### TASK BRIEF
In the entries that follow, find the word "base" and report each line it is on.

### LISTED ENTRIES
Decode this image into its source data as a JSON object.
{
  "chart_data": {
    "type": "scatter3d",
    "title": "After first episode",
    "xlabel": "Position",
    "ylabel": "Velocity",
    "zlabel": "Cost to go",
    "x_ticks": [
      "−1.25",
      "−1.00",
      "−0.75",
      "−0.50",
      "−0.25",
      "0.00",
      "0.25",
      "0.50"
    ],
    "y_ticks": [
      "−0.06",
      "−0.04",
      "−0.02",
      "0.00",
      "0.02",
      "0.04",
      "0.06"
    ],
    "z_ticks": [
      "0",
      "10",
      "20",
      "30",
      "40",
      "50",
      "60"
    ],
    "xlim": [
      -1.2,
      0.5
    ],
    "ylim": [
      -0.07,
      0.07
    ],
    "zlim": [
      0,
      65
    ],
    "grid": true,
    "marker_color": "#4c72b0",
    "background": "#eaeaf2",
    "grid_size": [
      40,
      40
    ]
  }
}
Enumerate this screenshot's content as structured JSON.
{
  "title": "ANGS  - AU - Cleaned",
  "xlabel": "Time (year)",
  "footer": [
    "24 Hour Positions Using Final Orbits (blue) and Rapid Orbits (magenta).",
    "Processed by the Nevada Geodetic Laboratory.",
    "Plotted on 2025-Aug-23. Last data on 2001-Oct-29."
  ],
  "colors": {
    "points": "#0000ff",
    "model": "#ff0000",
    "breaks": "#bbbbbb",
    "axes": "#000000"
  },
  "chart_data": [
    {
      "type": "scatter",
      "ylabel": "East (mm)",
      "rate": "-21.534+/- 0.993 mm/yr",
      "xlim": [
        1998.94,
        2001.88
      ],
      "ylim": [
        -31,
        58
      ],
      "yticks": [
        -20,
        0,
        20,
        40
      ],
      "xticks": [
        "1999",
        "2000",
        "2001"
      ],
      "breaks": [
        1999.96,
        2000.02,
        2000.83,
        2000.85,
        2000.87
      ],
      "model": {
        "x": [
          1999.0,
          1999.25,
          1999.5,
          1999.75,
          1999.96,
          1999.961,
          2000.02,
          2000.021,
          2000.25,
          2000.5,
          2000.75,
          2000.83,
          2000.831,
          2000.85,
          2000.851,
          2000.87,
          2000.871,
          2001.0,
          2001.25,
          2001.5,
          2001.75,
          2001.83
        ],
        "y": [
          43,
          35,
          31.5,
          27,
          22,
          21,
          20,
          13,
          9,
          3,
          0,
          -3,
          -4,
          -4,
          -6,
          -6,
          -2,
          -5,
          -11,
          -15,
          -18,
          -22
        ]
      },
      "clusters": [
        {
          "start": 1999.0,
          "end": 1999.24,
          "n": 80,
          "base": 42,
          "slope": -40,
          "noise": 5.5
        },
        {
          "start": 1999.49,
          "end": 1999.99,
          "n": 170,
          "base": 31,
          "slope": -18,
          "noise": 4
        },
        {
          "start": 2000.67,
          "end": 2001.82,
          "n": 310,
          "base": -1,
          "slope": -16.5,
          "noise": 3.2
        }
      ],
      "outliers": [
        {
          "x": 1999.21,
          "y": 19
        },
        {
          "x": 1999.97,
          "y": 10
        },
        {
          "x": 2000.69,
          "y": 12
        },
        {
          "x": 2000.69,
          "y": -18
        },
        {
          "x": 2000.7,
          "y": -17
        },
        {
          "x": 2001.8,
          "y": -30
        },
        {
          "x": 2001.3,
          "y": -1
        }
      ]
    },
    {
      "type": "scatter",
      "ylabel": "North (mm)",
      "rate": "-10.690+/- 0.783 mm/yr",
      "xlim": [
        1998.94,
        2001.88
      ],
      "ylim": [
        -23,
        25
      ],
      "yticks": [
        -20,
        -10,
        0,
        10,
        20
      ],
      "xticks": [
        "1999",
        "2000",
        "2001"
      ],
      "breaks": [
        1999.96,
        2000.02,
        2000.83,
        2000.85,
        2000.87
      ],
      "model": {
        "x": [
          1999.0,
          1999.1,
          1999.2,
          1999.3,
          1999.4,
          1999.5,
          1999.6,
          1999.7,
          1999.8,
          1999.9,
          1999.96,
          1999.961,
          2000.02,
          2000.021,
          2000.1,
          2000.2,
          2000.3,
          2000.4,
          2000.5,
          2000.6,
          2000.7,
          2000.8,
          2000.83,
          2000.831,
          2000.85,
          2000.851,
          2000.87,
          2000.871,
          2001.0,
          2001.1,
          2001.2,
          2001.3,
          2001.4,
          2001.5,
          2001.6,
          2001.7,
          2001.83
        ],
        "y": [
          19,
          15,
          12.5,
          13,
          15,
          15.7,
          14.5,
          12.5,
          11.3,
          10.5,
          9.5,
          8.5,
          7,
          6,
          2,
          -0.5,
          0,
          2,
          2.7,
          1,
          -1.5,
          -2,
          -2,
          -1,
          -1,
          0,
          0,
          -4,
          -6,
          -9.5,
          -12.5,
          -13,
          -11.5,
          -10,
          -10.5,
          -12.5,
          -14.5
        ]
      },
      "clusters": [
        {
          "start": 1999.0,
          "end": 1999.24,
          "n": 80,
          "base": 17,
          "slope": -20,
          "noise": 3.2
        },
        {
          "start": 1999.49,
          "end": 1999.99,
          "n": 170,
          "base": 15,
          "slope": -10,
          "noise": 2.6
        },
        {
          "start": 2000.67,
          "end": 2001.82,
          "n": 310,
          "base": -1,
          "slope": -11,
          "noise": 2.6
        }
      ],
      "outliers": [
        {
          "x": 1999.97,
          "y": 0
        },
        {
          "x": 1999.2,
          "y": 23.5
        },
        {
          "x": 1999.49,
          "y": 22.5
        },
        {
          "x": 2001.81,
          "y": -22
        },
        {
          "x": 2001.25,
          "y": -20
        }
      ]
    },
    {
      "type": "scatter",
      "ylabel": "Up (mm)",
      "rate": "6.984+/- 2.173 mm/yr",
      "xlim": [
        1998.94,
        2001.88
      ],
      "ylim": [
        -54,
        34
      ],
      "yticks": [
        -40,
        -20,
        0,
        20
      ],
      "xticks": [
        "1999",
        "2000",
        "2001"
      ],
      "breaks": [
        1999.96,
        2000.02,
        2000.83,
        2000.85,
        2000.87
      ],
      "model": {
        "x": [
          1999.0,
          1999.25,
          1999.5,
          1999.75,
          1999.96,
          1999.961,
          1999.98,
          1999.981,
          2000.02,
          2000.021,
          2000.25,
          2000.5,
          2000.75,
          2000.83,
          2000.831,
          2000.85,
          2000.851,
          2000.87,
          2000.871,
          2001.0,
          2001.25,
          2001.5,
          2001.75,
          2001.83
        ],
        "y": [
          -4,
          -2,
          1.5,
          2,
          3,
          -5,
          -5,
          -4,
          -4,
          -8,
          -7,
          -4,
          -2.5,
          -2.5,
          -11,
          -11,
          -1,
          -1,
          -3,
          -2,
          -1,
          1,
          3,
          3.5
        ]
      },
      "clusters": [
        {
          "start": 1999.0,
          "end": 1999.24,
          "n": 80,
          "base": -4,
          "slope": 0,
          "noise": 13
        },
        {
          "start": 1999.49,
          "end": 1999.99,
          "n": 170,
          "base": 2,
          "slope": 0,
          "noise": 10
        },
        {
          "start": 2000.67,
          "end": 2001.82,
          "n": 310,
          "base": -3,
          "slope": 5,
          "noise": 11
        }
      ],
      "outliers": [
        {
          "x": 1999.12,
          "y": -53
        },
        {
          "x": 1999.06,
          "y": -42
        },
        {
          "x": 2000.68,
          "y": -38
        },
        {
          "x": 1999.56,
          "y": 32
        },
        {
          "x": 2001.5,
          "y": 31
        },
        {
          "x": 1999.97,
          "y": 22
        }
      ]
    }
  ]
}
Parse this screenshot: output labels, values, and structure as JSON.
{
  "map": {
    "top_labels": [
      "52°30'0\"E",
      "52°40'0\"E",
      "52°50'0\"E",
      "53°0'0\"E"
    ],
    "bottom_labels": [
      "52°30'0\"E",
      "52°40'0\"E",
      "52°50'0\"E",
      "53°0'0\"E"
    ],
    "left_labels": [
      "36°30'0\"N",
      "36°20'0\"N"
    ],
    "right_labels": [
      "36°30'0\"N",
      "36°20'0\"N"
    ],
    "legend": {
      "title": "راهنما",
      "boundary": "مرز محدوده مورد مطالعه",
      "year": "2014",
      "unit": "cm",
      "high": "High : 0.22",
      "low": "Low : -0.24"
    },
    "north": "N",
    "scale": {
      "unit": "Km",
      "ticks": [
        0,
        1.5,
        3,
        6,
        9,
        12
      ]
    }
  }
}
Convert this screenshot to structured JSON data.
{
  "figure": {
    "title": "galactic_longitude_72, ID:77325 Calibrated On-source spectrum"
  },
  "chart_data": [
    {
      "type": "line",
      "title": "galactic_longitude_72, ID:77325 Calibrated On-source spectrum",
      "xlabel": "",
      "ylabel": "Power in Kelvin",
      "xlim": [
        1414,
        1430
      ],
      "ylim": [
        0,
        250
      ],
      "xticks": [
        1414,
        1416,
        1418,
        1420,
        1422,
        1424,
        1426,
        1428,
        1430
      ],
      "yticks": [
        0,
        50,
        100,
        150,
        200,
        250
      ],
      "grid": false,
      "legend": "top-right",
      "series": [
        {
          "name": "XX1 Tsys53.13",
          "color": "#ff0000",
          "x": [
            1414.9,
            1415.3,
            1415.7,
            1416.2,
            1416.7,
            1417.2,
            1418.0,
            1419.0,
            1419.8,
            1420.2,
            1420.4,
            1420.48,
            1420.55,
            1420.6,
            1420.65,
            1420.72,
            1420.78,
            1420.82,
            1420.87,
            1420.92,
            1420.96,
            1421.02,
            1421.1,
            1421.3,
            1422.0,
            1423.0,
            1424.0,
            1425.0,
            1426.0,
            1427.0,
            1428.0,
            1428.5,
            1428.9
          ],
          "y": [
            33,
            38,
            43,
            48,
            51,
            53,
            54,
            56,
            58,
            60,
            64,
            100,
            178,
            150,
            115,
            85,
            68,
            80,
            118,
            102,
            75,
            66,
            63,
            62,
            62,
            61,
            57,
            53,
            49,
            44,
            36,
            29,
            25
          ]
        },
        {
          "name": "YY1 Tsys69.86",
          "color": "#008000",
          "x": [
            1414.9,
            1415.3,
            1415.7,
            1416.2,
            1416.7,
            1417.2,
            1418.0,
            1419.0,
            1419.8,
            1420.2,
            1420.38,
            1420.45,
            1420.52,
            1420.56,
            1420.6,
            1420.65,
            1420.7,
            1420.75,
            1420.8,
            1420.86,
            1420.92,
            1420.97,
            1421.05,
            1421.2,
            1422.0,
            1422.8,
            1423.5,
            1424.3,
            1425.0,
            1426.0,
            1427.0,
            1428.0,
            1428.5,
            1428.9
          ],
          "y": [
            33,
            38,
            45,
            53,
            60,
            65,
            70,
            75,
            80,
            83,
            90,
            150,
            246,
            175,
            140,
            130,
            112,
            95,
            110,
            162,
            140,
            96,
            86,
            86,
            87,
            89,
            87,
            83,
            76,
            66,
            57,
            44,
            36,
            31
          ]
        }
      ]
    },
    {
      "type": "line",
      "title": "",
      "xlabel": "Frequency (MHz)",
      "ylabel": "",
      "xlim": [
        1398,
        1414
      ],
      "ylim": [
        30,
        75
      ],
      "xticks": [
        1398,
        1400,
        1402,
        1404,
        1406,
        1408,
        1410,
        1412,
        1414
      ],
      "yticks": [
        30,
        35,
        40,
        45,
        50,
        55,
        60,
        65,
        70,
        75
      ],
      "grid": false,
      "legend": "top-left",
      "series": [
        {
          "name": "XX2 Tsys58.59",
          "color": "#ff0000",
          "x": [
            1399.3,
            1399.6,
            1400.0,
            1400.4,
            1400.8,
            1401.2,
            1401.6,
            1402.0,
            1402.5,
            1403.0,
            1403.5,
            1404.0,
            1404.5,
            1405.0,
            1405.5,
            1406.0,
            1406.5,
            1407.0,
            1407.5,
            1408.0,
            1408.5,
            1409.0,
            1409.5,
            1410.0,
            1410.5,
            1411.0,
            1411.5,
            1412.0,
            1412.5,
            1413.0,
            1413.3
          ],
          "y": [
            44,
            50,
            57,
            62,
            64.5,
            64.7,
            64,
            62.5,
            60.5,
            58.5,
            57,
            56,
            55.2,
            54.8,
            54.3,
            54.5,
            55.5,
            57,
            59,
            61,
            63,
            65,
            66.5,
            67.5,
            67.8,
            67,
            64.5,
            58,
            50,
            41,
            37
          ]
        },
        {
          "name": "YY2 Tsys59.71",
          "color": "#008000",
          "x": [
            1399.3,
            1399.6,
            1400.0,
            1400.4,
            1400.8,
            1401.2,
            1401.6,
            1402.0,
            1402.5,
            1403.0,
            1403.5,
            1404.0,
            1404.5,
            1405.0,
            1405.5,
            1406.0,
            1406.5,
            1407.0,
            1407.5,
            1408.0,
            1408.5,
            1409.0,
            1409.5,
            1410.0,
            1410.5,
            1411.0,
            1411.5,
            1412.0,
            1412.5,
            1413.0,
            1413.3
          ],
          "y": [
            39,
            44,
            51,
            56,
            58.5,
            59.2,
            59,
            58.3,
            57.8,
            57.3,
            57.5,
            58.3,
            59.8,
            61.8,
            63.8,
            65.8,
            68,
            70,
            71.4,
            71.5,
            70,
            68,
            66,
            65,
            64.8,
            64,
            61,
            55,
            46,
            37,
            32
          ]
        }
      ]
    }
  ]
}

### COMPLETE ANSWER
          "base": 42,
          "base": 31,
          "base": -1,
          "base": 17,
          "base": 15,
          "base": -1,
          "base": -4,
          "base": 2,
          "base": -3,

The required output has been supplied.